• Requirements: List all lines of the data containing the word "chọn".

========================================

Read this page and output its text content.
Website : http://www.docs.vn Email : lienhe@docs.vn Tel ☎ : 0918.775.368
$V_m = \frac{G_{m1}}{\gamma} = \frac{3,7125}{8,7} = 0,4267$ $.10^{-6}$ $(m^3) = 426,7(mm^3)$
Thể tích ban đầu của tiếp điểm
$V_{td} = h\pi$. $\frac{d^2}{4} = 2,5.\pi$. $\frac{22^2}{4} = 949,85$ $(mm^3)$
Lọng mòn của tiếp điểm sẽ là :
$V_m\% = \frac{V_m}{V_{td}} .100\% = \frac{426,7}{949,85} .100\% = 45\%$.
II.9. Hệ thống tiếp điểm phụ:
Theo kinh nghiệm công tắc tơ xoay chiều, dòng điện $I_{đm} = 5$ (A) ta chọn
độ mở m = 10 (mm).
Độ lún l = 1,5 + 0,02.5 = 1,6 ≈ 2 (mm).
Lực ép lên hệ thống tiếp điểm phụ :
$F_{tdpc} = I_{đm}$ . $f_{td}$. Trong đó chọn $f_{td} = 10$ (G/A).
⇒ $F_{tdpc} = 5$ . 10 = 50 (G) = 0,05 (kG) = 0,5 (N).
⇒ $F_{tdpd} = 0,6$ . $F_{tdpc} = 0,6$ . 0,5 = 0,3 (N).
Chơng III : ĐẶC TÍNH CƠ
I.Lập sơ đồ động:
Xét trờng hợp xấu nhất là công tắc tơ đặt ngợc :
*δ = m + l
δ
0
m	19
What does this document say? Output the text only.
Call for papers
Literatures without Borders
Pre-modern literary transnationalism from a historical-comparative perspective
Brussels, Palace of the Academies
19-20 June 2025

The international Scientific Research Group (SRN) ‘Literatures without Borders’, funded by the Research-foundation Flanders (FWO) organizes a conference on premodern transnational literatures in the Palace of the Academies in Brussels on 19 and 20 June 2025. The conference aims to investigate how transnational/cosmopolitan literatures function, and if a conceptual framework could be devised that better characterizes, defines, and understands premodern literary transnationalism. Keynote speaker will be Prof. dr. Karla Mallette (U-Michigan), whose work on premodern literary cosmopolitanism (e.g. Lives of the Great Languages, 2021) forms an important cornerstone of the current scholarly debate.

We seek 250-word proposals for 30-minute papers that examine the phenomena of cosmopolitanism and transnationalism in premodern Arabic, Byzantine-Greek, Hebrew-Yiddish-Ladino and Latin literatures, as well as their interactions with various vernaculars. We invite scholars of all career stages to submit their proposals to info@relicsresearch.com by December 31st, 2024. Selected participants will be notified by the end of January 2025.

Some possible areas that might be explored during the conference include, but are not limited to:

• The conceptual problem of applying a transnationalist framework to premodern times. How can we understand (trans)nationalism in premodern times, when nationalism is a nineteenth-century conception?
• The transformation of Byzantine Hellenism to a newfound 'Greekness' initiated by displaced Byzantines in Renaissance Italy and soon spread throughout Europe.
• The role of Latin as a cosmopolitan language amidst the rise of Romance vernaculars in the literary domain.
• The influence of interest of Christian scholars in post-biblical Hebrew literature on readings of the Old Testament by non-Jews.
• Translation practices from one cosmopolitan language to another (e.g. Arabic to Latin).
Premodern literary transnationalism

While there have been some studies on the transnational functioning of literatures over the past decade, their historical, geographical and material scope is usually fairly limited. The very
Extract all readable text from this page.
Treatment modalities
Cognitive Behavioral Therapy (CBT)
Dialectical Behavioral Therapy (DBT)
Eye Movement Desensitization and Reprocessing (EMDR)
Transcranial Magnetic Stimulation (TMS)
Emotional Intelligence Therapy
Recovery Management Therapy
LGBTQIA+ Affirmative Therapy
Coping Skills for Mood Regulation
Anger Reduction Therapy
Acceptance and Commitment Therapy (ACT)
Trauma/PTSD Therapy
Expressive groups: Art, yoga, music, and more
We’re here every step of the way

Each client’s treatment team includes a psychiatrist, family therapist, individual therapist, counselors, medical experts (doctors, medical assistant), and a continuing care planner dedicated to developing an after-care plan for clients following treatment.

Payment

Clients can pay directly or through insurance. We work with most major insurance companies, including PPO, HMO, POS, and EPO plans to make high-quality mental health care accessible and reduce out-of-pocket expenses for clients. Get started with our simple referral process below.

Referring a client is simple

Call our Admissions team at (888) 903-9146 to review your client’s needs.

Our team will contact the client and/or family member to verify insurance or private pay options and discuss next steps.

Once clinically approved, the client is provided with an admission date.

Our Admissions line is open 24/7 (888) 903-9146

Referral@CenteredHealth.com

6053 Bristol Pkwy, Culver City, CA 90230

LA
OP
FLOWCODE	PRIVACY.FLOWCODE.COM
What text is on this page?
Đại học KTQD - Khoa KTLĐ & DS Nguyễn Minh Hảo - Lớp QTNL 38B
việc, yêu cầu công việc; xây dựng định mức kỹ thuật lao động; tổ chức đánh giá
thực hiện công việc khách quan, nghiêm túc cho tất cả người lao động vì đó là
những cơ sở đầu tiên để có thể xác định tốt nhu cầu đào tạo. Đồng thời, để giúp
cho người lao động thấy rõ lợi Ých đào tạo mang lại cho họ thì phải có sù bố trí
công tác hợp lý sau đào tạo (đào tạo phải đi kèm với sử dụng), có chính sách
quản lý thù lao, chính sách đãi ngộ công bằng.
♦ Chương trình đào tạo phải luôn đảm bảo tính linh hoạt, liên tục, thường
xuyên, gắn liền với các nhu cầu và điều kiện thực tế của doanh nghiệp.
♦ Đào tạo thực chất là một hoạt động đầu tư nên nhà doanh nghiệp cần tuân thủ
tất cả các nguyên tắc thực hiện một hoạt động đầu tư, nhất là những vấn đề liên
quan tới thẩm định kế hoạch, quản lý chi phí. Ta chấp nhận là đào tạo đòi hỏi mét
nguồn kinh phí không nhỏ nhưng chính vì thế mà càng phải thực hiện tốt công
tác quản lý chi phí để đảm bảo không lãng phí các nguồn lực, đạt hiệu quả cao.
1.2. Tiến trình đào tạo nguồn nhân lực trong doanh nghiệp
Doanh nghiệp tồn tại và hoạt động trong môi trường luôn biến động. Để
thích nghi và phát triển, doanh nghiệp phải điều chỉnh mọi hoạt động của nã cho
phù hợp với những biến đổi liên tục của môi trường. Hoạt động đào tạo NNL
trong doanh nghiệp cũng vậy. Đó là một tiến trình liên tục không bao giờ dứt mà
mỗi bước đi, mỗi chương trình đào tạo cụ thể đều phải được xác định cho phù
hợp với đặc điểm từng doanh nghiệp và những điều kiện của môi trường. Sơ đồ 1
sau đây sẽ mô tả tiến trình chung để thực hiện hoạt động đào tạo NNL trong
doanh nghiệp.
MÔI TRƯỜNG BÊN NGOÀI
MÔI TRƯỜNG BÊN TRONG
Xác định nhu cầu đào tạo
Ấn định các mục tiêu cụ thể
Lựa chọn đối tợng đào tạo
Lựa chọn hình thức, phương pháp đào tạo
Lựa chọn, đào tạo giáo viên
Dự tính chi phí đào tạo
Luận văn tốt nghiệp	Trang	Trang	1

========================================

• Solution to the problem:
Theo kinh nghiệm công tắc tơ xoay chiều, dòng điện $I_{đm} = 5$ (A) ta chọn
$F_{tdpc} = I_{đm}$ . $f_{td}$. Trong đó chọn $f_{td} = 10$ (G/A).
Lựa chọn đối tợng đào tạo
Lựa chọn hình thức, phương pháp đào tạo
Lựa chọn, đào tạo giáo viên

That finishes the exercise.